**Problem**
Repeat the records verbatim and leave the pictures out of your copy.

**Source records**
|---|

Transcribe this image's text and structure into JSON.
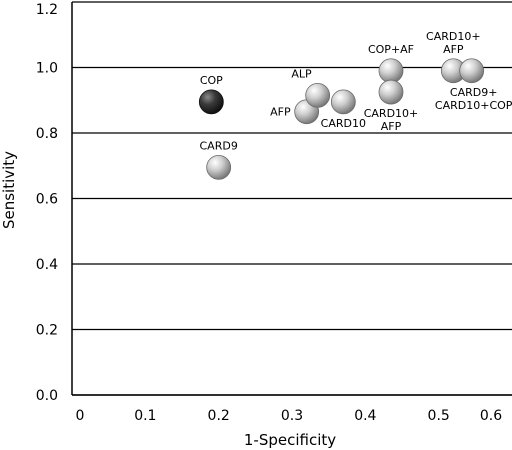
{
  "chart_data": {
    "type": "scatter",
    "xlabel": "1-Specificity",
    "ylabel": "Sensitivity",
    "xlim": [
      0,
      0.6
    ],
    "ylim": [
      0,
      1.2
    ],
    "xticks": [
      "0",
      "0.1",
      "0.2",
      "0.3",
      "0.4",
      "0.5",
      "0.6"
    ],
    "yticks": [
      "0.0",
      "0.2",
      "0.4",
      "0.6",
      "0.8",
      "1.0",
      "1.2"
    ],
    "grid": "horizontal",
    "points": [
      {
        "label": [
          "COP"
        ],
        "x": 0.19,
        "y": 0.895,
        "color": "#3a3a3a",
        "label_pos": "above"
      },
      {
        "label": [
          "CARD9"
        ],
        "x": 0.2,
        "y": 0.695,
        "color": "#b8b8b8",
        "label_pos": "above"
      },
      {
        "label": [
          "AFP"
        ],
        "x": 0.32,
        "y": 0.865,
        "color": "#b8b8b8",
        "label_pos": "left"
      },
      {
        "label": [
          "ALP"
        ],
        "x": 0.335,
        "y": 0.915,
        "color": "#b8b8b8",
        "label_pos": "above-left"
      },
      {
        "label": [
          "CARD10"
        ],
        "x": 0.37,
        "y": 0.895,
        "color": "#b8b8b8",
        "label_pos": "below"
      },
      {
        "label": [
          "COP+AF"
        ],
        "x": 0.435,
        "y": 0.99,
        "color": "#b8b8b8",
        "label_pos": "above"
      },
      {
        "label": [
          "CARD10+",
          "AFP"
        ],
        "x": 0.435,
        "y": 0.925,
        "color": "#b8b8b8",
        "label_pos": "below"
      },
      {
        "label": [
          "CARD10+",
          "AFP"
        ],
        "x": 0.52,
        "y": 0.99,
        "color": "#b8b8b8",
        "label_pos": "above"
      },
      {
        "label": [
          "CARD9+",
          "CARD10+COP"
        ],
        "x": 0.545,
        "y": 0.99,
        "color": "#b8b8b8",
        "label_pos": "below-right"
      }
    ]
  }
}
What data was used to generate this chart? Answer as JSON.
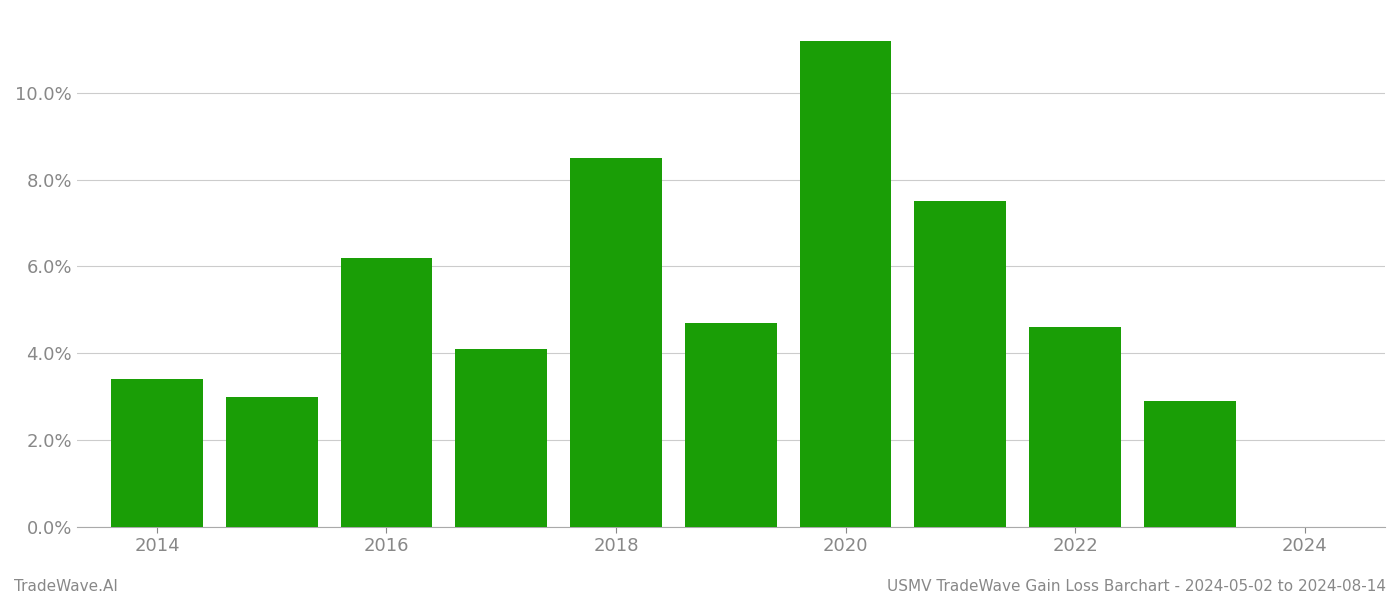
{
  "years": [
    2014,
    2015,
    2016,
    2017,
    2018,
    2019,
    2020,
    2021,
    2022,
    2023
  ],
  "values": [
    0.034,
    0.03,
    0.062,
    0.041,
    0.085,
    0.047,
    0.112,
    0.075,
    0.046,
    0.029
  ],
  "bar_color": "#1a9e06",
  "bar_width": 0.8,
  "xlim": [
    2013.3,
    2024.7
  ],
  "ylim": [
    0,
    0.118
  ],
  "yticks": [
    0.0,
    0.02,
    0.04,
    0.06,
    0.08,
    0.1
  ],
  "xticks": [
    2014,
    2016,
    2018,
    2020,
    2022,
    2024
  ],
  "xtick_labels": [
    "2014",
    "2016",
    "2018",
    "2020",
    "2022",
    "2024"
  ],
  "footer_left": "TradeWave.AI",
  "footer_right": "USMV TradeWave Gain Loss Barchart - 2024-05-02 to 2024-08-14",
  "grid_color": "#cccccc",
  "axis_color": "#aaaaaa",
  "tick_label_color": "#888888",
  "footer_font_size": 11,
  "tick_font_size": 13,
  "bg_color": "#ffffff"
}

|---|

**Exercise solution**
Transcribe this image's text and structure into JSON.
{
  "chart_data": {
    "type": "scatter",
    "xlabel": "1-Specificity",
    "ylabel": "Sensitivity",
    "xlim": [
      0,
      0.6
    ],
    "ylim": [
      0,
      1.2
    ],
    "xticks": [
      "0",
      "0.1",
      "0.2",
      "0.3",
      "0.4",
      "0.5",
      "0.6"
    ],
    "yticks": [
      "0.0",
      "0.2",
      "0.4",
      "0.6",
      "0.8",
      "1.0",
      "1.2"
    ],
    "grid": "horizontal",
    "points": [
      {
        "label": [
          "COP"
        ],
        "x": 0.19,
        "y": 0.895,
        "color": "#3a3a3a",
        "label_pos": "above"
      },
      {
        "label": [
          "CARD9"
        ],
        "x": 0.2,
        "y": 0.695,
        "color": "#b8b8b8",
        "label_pos": "above"
      },
      {
        "label": [
          "AFP"
        ],
        "x": 0.32,
        "y": 0.865,
        "color": "#b8b8b8",
        "label_pos": "left"
      },
      {
        "label": [
          "ALP"
        ],
        "x": 0.335,
        "y": 0.915,
        "color": "#b8b8b8",
        "label_pos": "above-left"
      },
      {
        "label": [
          "CARD10"
        ],
        "x": 0.37,
        "y": 0.895,
        "color": "#b8b8b8",
        "label_pos": "below"
      },
      {
        "label": [
          "COP+AF"
        ],
        "x": 0.435,
        "y": 0.99,
        "color": "#b8b8b8",
        "label_pos": "above"
      },
      {
        "label": [
          "CARD10+",
          "AFP"
        ],
        "x": 0.435,
        "y": 0.925,
        "color": "#b8b8b8",
        "label_pos": "below"
      },
      {
        "label": [
          "CARD10+",
          "AFP"
        ],
        "x": 0.52,
        "y": 0.99,
        "color": "#b8b8b8",
        "label_pos": "above"
      },
      {
        "label": [
          "CARD9+",
          "CARD10+COP"
        ],
        "x": 0.545,
        "y": 0.99,
        "color": "#b8b8b8",
        "label_pos": "below-right"
      }
    ]
  }
}
What data was used to generate this chart? Answer as JSON.
{
  "years": [
    2014,
    2015,
    2016,
    2017,
    2018,
    2019,
    2020,
    2021,
    2022,
    2023
  ],
  "values": [
    0.034,
    0.03,
    0.062,
    0.041,
    0.085,
    0.047,
    0.112,
    0.075,
    0.046,
    0.029
  ],
  "bar_color": "#1a9e06",
  "bar_width": 0.8,
  "xlim": [
    2013.3,
    2024.7
  ],
  "ylim": [
    0,
    0.118
  ],
  "yticks": [
    0.0,
    0.02,
    0.04,
    0.06,
    0.08,
    0.1
  ],
  "xticks": [
    2014,
    2016,
    2018,
    2020,
    2022,
    2024
  ],
  "xtick_labels": [
    "2014",
    "2016",
    "2018",
    "2020",
    "2022",
    "2024"
  ],
  "footer_left": "TradeWave.AI",
  "footer_right": "USMV TradeWave Gain Loss Barchart - 2024-05-02 to 2024-08-14",
  "grid_color": "#cccccc",
  "axis_color": "#aaaaaa",
  "tick_label_color": "#888888",
  "footer_font_size": 11,
  "tick_font_size": 13,
  "bg_color": "#ffffff"
}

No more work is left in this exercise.